What this task involves: Copy all lines holding the word "USING" from the entries.

Material for this exercise:
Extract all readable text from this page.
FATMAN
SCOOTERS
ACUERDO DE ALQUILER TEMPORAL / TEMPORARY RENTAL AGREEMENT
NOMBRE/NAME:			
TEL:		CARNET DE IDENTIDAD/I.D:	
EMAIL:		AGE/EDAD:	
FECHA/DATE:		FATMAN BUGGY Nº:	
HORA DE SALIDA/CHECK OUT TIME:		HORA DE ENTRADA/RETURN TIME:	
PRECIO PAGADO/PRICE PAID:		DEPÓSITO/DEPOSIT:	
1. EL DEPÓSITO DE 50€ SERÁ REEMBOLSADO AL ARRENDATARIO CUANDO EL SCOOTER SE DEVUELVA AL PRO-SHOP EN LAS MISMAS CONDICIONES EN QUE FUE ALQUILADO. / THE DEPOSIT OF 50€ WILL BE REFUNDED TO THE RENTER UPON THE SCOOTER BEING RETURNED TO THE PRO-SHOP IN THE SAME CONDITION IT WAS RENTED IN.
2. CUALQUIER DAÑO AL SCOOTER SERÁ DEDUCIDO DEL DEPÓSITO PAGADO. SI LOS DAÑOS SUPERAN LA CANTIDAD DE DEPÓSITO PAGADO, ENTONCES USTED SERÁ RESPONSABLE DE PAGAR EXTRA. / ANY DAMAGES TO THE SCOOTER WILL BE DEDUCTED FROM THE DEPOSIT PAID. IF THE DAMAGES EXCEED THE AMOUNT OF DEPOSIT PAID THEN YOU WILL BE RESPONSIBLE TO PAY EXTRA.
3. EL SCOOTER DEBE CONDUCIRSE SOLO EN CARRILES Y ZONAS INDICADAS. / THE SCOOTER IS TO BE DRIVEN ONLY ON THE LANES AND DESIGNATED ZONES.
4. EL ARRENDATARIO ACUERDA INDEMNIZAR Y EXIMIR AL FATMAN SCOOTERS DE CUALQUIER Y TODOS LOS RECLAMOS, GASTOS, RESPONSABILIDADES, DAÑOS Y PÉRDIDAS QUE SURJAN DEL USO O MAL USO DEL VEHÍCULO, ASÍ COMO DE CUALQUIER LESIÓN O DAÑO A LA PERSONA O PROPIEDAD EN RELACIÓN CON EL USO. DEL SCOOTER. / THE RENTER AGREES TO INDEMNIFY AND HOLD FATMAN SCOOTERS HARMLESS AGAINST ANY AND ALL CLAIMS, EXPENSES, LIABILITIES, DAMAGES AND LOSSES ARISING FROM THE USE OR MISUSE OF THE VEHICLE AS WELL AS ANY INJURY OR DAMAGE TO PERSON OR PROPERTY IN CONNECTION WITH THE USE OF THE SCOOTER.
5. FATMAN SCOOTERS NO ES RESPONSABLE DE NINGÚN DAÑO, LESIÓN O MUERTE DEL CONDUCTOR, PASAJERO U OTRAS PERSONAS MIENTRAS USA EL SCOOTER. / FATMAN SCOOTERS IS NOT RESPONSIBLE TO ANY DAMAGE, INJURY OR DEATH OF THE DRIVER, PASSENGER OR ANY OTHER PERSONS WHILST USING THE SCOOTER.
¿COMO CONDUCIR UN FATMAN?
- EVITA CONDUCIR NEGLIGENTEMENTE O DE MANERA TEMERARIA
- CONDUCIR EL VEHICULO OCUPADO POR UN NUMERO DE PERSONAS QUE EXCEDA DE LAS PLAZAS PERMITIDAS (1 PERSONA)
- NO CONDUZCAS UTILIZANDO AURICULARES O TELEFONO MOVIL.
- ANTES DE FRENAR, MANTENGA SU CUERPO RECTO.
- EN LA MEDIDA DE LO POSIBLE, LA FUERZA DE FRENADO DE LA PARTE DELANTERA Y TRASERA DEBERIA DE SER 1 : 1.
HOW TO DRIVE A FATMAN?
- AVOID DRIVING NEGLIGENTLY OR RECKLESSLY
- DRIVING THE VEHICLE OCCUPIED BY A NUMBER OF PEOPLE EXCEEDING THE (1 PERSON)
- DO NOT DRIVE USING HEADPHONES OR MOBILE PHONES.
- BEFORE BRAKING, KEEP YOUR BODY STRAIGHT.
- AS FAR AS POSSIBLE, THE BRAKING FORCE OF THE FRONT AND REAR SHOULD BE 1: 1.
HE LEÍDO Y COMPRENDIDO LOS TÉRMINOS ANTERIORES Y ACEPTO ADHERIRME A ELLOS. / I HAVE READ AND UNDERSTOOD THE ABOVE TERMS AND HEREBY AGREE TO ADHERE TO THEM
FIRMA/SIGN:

Correct output:
5. FATMAN SCOOTERS NO ES RESPONSABLE DE NINGÚN DAÑO, LESIÓN O MUERTE DEL CONDUCTOR, PASAJERO U OTRAS PERSONAS MIENTRAS USA EL SCOOTER. / FATMAN SCOOTERS IS NOT RESPONSIBLE TO ANY DAMAGE, INJURY OR DEATH OF THE DRIVER, PASSENGER OR ANY OTHER PERSONS WHILST USING THE SCOOTER.
- DO NOT DRIVE USING HEADPHONES OR MOBILE PHONES.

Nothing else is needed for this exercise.